▶ **DO THIS**
Read through the entries below and return each line with the word "ειρωνικός".

▶ **DATA PROVIDED**
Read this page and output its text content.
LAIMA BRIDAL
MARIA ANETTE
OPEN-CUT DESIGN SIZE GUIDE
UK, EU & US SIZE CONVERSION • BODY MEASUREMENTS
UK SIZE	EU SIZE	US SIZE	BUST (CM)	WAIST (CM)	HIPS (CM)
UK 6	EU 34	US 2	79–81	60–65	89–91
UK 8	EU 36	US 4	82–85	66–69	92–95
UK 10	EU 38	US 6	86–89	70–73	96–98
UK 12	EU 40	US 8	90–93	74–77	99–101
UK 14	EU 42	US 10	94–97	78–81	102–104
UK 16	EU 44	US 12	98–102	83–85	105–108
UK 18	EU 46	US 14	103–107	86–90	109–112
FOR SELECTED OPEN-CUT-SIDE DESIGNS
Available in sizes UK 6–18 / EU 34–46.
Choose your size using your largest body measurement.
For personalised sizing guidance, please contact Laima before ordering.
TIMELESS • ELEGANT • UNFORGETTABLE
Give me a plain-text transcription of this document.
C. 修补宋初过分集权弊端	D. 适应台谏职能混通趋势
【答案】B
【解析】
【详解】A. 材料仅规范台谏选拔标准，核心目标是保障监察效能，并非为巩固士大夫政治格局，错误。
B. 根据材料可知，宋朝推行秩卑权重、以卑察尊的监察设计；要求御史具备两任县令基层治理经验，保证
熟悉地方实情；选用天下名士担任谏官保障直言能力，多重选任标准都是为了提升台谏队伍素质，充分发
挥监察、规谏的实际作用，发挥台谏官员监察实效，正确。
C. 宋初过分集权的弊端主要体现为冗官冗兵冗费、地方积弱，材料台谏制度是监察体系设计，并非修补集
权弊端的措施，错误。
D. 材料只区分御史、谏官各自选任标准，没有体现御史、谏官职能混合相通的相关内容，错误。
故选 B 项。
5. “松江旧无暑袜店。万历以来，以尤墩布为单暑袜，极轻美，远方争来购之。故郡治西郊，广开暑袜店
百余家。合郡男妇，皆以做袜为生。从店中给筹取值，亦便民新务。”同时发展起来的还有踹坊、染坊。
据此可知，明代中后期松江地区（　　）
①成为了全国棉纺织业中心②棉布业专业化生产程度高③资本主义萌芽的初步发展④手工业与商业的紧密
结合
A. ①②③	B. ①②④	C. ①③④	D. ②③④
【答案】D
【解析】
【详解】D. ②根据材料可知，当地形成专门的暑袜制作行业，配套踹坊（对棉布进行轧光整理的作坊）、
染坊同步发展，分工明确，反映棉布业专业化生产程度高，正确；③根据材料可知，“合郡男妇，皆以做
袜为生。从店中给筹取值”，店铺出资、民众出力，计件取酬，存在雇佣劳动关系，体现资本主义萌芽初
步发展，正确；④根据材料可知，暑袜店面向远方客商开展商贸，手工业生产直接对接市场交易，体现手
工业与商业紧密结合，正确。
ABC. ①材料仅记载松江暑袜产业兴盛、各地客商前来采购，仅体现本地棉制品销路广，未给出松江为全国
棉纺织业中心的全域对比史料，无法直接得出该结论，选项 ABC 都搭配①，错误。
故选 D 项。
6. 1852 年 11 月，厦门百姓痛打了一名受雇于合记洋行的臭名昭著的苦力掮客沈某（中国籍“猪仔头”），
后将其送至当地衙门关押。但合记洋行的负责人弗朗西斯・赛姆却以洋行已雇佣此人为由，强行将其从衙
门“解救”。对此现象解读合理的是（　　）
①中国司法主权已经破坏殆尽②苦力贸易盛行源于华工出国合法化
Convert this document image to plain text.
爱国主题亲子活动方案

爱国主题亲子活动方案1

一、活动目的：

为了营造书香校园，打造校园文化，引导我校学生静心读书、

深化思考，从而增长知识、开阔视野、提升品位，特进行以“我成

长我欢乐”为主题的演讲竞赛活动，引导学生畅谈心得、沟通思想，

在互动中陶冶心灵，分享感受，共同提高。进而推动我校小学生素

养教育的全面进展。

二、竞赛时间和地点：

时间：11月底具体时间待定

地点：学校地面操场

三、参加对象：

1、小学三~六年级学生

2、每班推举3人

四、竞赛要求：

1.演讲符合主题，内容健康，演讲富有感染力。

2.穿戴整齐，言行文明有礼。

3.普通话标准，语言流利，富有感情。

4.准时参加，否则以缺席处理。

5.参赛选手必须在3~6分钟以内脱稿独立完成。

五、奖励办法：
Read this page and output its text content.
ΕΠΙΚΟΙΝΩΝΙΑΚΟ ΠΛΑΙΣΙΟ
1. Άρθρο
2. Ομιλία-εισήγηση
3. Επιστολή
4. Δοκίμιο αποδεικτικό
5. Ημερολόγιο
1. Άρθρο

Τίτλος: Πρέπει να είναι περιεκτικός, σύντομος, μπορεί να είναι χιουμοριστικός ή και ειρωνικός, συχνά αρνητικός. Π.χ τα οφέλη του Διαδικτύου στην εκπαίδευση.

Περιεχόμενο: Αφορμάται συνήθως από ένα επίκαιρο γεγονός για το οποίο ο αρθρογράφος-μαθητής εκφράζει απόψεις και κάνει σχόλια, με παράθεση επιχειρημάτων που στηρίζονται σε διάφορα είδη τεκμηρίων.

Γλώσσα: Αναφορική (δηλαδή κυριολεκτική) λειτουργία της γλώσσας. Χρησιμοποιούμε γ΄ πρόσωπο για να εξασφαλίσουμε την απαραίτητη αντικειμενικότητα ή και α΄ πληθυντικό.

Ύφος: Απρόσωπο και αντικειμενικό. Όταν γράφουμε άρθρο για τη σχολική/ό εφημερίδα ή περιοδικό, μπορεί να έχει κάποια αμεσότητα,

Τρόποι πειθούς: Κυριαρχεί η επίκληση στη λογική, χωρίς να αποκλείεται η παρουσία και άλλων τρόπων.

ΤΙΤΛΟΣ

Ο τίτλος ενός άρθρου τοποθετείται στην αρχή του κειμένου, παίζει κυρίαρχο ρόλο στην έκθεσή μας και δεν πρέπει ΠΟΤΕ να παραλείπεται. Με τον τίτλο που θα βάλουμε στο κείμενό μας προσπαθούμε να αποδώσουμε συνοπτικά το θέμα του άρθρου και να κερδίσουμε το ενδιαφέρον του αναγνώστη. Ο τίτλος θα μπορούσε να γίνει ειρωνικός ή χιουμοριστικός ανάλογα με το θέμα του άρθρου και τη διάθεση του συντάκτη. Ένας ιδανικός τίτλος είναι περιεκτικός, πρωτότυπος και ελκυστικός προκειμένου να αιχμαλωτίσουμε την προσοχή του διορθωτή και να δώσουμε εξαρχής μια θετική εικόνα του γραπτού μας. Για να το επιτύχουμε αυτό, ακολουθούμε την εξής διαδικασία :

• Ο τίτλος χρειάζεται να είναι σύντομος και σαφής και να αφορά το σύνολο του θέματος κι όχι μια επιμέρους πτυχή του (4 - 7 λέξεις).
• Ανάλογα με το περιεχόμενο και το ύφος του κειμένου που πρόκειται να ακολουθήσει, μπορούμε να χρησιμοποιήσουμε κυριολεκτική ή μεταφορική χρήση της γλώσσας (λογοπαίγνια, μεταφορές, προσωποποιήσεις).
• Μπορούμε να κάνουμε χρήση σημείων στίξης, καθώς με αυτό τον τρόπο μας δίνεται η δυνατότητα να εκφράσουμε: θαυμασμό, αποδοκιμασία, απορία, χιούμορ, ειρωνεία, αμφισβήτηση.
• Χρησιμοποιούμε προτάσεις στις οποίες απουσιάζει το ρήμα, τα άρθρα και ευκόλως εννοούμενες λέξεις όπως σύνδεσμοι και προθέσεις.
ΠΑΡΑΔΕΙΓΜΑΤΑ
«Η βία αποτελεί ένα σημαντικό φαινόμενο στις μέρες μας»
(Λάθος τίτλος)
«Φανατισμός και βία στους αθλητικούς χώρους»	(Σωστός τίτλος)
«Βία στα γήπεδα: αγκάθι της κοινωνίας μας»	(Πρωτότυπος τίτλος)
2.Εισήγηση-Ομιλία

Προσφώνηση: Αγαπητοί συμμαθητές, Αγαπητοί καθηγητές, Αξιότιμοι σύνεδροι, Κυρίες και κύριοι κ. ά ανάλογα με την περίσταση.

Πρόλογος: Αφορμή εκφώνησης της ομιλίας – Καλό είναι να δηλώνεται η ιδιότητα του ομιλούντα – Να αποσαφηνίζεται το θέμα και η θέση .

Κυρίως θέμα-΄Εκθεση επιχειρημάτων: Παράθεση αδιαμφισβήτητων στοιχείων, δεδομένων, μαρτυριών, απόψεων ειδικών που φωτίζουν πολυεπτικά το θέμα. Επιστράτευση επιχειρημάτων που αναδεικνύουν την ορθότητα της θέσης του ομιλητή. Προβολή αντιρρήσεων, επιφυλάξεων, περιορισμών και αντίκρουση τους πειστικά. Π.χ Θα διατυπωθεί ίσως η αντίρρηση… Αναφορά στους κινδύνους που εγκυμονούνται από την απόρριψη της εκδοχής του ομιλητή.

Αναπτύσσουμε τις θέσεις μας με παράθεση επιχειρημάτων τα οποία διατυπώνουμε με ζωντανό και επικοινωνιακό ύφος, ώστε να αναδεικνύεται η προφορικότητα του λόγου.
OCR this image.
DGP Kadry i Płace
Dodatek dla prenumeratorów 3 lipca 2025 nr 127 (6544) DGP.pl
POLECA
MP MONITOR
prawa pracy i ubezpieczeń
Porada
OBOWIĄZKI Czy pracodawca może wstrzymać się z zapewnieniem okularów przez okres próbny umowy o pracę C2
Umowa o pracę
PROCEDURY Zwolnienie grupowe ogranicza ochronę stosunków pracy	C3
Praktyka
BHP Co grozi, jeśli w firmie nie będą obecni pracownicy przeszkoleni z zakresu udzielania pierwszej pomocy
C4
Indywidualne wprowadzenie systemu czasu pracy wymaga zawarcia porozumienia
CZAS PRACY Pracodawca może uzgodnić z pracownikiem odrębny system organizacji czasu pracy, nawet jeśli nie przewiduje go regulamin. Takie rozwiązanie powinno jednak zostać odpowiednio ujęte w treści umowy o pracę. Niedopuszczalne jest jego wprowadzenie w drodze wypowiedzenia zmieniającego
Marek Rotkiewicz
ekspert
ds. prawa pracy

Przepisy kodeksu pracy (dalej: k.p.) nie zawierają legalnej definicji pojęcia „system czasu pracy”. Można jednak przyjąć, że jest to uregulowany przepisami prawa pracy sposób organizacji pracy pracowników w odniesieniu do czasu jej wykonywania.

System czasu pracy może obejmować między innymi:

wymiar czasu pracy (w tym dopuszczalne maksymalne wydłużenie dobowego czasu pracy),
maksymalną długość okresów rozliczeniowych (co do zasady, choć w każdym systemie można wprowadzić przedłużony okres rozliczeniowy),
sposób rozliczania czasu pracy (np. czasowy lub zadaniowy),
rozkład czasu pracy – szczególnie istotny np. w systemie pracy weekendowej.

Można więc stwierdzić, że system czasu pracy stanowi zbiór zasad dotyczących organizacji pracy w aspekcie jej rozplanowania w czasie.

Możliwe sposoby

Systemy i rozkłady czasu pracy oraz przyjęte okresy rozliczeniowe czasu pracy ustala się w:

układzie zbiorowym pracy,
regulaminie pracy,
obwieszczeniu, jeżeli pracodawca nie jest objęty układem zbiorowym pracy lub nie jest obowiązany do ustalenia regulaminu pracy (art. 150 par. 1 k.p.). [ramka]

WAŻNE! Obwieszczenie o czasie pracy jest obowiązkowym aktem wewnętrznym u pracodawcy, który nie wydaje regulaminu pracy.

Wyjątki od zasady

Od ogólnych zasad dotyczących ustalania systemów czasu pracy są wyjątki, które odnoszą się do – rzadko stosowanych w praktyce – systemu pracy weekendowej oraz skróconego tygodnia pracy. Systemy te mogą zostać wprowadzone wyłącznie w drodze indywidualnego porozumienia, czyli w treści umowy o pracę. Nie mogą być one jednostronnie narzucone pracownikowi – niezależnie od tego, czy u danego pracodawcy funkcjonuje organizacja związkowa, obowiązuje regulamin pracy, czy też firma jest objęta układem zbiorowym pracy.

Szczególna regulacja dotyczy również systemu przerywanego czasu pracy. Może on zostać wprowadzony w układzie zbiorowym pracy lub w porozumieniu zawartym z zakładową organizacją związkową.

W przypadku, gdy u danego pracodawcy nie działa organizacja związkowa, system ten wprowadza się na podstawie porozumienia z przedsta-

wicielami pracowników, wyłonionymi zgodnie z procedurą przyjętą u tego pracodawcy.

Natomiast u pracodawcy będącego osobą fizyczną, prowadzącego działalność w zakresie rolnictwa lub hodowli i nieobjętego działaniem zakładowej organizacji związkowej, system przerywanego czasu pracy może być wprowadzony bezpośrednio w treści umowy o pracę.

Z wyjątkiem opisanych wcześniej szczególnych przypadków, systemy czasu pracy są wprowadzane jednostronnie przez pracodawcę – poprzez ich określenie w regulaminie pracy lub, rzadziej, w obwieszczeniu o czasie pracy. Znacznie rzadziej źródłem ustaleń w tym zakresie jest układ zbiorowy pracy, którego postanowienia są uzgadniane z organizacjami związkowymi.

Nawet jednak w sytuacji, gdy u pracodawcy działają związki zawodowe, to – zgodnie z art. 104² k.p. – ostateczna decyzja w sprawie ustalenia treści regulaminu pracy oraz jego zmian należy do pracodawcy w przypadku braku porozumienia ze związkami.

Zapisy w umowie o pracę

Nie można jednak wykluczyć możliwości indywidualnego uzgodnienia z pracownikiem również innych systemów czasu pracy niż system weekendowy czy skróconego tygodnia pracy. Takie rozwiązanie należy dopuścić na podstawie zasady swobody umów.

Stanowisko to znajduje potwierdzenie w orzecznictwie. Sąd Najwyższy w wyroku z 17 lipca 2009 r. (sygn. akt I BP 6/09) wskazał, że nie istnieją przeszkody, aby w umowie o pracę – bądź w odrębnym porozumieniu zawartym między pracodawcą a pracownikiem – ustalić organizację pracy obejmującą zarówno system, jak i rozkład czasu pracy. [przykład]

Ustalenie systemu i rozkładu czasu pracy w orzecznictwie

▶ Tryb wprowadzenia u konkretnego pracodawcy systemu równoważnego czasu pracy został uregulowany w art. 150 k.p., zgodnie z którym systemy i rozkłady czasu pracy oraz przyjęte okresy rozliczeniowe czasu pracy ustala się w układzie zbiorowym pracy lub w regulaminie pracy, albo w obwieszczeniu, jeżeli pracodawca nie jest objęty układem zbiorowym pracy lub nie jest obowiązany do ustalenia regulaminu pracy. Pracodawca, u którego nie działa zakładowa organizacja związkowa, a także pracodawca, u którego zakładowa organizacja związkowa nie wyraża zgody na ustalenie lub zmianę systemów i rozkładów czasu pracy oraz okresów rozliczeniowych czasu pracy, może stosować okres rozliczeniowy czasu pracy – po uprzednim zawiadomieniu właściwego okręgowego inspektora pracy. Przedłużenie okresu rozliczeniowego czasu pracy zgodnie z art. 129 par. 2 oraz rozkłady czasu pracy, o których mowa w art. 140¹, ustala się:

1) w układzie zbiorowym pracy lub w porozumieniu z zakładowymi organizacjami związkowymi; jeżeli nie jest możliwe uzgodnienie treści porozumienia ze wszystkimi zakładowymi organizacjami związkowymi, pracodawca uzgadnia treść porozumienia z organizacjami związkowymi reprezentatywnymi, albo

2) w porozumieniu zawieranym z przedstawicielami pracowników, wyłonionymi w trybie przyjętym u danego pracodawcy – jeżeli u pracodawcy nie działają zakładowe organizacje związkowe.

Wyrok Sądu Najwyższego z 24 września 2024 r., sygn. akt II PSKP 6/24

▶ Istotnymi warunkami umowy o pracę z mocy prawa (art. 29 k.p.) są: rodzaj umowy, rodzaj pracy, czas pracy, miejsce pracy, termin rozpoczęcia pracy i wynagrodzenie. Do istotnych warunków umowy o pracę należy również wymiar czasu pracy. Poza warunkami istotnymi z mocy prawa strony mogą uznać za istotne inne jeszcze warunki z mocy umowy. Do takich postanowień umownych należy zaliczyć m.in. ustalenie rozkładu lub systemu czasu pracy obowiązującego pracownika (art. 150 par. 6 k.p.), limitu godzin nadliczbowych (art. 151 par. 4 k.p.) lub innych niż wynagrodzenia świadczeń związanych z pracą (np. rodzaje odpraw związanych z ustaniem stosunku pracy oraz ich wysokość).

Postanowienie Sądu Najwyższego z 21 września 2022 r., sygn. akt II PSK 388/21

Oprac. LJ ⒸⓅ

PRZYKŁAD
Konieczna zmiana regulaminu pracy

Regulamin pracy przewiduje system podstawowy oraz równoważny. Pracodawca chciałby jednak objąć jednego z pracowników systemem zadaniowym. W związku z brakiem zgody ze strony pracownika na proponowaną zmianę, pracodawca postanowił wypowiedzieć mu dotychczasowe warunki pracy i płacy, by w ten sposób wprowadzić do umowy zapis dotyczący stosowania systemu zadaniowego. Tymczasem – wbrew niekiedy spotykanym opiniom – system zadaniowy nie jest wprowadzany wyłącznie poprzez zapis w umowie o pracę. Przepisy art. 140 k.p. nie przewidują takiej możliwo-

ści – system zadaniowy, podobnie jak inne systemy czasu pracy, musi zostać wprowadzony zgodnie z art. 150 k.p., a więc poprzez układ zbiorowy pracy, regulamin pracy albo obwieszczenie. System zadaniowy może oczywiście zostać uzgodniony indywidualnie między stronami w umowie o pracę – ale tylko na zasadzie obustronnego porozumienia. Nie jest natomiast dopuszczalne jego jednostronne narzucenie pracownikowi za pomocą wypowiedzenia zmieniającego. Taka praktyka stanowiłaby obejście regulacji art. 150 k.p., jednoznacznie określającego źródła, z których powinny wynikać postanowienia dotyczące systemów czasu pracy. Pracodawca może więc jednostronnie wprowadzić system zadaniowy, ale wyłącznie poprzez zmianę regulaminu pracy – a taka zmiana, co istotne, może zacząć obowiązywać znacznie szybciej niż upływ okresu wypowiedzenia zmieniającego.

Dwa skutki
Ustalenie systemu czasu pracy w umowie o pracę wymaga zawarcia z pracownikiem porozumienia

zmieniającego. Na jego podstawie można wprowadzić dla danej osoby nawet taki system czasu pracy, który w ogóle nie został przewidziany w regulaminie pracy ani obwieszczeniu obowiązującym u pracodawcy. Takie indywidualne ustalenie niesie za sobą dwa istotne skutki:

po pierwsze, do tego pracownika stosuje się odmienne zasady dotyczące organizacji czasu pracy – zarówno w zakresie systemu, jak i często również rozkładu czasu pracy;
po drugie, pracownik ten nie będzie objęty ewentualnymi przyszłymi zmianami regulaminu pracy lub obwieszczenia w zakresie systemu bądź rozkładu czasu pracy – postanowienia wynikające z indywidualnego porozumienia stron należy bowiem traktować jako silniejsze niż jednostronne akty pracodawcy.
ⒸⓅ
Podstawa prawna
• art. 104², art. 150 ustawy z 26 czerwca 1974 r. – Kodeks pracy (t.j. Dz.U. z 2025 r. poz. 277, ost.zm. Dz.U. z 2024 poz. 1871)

▶ **WRITTEN ANSWER**
Τίτλος: Πρέπει να είναι περιεκτικός, σύντομος, μπορεί να είναι χιουμοριστικός ή και ειρωνικός, συχνά αρνητικός. Π.χ τα οφέλη του Διαδικτύου στην εκπαίδευση.
Ο τίτλος ενός άρθρου τοποθετείται στην αρχή του κειμένου, παίζει κυρίαρχο ρόλο στην έκθεσή μας και δεν πρέπει ΠΟΤΕ να παραλείπεται. Με τον τίτλο που θα βάλουμε στο κείμενό μας προσπαθούμε να αποδώσουμε συνοπτικά το θέμα του άρθρου και να κερδίσουμε το ενδιαφέρον του αναγνώστη. Ο τίτλος θα μπορούσε να γίνει ειρωνικός ή χιουμοριστικός ανάλογα με το θέμα του άρθρου και τη διάθεση του συντάκτη. Ένας ιδανικός τίτλος είναι περιεκτικός, πρωτότυπος και ελκυστικός προκειμένου να αιχμαλωτίσουμε την προσοχή του διορθωτή και να δώσουμε εξαρχής μια θετική εικόνα του γραπτού μας. Για να το επιτύχουμε αυτό, ακολουθούμε την εξής διαδικασία :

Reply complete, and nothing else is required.